Dataset excerpts
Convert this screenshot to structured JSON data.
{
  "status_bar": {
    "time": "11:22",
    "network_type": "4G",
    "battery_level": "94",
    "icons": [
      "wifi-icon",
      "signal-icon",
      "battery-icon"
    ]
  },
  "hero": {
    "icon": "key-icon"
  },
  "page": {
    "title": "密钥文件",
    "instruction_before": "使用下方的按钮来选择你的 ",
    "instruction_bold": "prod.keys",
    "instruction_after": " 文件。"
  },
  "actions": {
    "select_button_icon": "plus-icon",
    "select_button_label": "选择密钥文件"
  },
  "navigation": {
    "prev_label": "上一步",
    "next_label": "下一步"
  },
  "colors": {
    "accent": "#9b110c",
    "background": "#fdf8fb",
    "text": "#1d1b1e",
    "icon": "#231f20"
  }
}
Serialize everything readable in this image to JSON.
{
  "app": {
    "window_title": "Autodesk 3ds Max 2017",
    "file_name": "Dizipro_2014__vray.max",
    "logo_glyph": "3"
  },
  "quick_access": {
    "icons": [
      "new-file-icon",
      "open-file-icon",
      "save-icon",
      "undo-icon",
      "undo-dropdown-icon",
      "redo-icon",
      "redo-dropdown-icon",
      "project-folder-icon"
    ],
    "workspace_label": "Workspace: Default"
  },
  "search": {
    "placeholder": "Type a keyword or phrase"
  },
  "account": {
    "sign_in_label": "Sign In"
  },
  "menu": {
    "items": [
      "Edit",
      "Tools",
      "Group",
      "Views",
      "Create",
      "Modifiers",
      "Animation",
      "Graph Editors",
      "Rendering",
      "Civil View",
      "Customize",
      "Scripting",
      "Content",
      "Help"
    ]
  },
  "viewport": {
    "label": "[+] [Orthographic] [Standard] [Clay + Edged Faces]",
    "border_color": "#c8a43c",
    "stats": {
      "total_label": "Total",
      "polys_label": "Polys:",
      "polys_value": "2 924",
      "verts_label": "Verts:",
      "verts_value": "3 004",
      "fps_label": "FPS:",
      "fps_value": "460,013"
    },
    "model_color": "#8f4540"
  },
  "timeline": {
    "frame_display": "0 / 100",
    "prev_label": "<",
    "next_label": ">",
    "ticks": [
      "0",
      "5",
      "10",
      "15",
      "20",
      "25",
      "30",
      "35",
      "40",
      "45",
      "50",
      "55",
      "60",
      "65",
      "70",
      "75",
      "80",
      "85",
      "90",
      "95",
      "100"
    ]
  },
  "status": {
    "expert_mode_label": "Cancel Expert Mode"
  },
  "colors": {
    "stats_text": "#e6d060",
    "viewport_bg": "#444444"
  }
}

Written instruction
For each line of the listing that holds the word "this", show that line.

Exercise answer
Convert this screenshot to structured JSON data.
Serialize everything readable in this image to JSON.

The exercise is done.